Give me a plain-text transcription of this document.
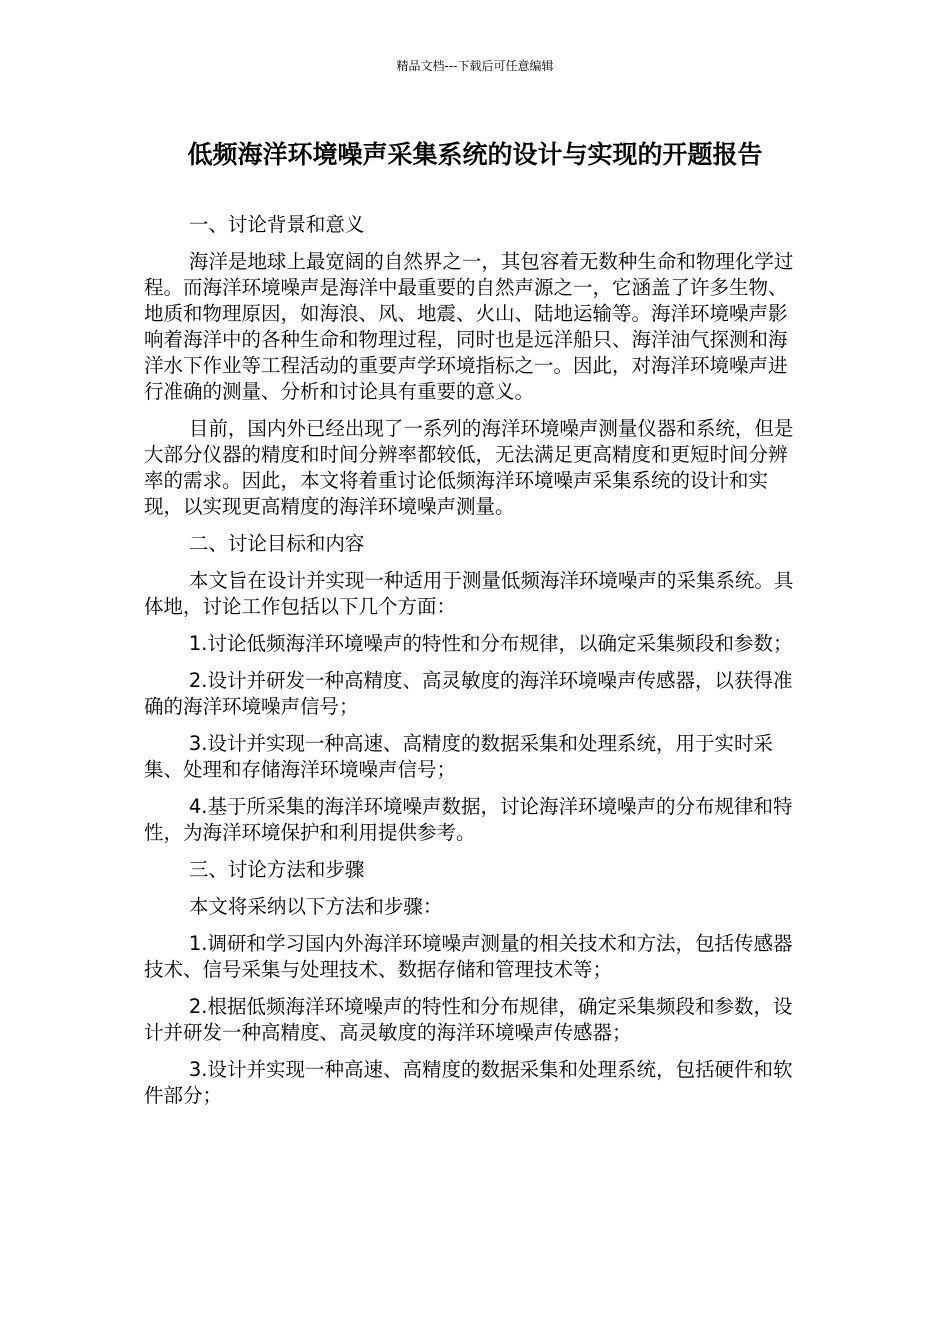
精品文档---下载后可任意编辑
低频海洋环境噪声采集系统的设计与实现的开题报告

一、讨论背景和意义

海洋是地球上最宽阔的自然界之一，其包容着无数种生命和物理化学过程。而海洋环境噪声是海洋中最重要的自然声源之一，它涵盖了许多生物、地质和物理原因，如海浪、风、地震、火山、陆地运输等。海洋环境噪声影响着海洋中的各种生命和物理过程，同时也是远洋船只、海洋油气探测和海洋水下作业等工程活动的重要声学环境指标之一。因此，对海洋环境噪声进行准确的测量、分析和讨论具有重要的意义。

目前，国内外已经出现了一系列的海洋环境噪声测量仪器和系统，但是大部分仪器的精度和时间分辨率都较低，无法满足更高精度和更短时间分辨率的需求。因此，本文将着重讨论低频海洋环境噪声采集系统的设计和实现，以实现更高精度的海洋环境噪声测量。

二、讨论目标和内容

本文旨在设计并实现一种适用于测量低频海洋环境噪声的采集系统。具体地，讨论工作包括以下几个方面：

1.讨论低频海洋环境噪声的特性和分布规律，以确定采集频段和参数；

2.设计并研发一种高精度、高灵敏度的海洋环境噪声传感器，以获得准确的海洋环境噪声信号；

3.设计并实现一种高速、高精度的数据采集和处理系统，用于实时采集、处理和存储海洋环境噪声信号；

4.基于所采集的海洋环境噪声数据，讨论海洋环境噪声的分布规律和特性，为海洋环境保护和利用提供参考。

三、讨论方法和步骤

本文将采纳以下方法和步骤：

1.调研和学习国内外海洋环境噪声测量的相关技术和方法，包括传感器技术、信号采集与处理技术、数据存储和管理技术等；

2.根据低频海洋环境噪声的特性和分布规律，确定采集频段和参数，设计并研发一种高精度、高灵敏度的海洋环境噪声传感器；

3.设计并实现一种高速、高精度的数据采集和处理系统，包括硬件和软件部分；
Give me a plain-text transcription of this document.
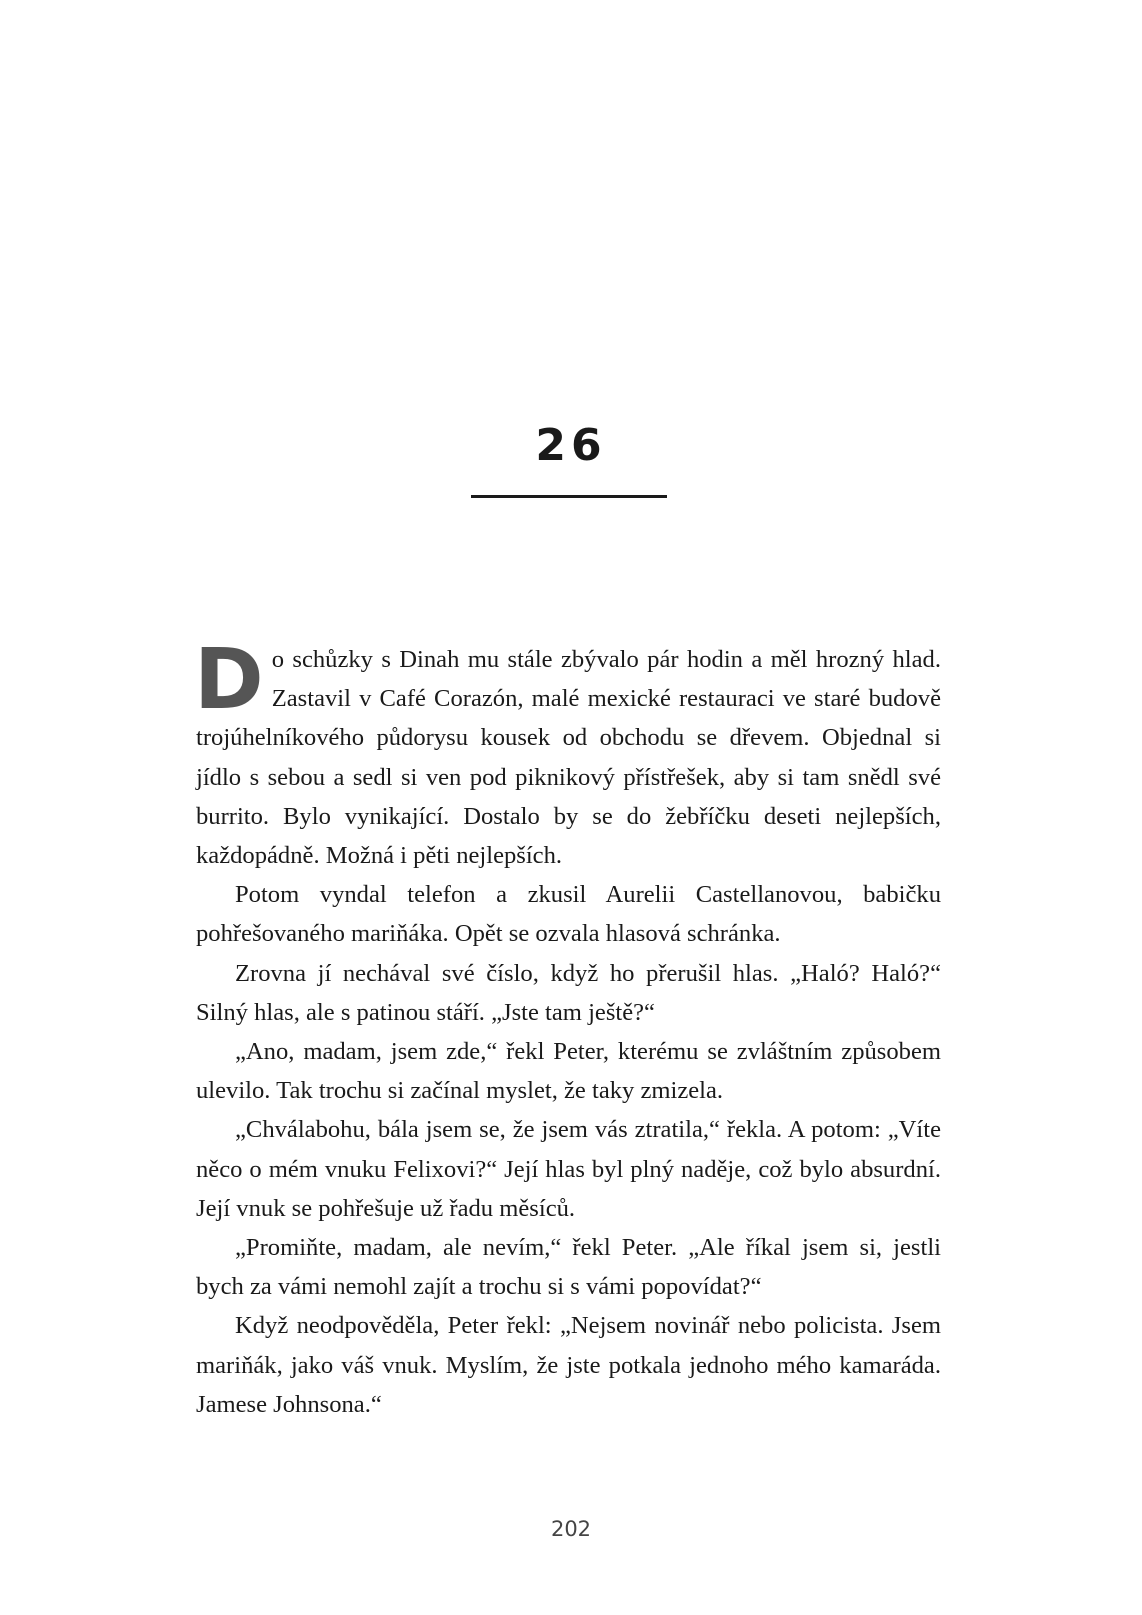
26

Do schůzky s Dinah mu stále zbývalo pár hodin a měl hrozný hlad. Zastavil v Café Corazón, malé mexické restauraci ve staré budově trojúhelníkového půdorysu kousek od obchodu se dřevem. Objednal si jídlo s sebou a sedl si ven pod piknikový přístřešek, aby si tam snědl své burrito. Bylo vynikající. Dostalo by se do žebříčku deseti nejlepších, každopádně. Možná i pěti nejlepších.

Potom vyndal telefon a zkusil Aurelii Castellanovou, babičku pohřešovaného mariňáka. Opět se ozvala hlasová schránka.

Zrovna jí nechával své číslo, když ho přerušil hlas. „Haló? Haló?“ Silný hlas, ale s patinou stáří. „Jste tam ještě?“

„Ano, madam, jsem zde,“ řekl Peter, kterému se zvláštním způsobem ulevilo. Tak trochu si začínal myslet, že taky zmizela.

„Chválabohu, bála jsem se, že jsem vás ztratila,“ řekla. A potom: „Víte něco o mém vnuku Felixovi?“ Její hlas byl plný naděje, což bylo absurdní. Její vnuk se pohřešuje už řadu měsíců.

„Promiňte, madam, ale nevím,“ řekl Peter. „Ale říkal jsem si, jestli bych za vámi nemohl zajít a trochu si s vámi popovídat?“

Když neodpověděla, Peter řekl: „Nejsem novinář nebo policista. Jsem mariňák, jako váš vnuk. Myslím, že jste potkala jednoho mého kamaráda. Jamese Johnsona.“

202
_ _ _ _ _ _ _
== Problem description ==
Return every line holding the word "设计并实现一种高速" from the records.

== Completed exercise ==
3.设计并实现一种高速、高精度的数据采集和处理系统，用于实时采集、处理和存储海洋环境噪声信号；
3.设计并实现一种高速、高精度的数据采集和处理系统，包括硬件和软件部分；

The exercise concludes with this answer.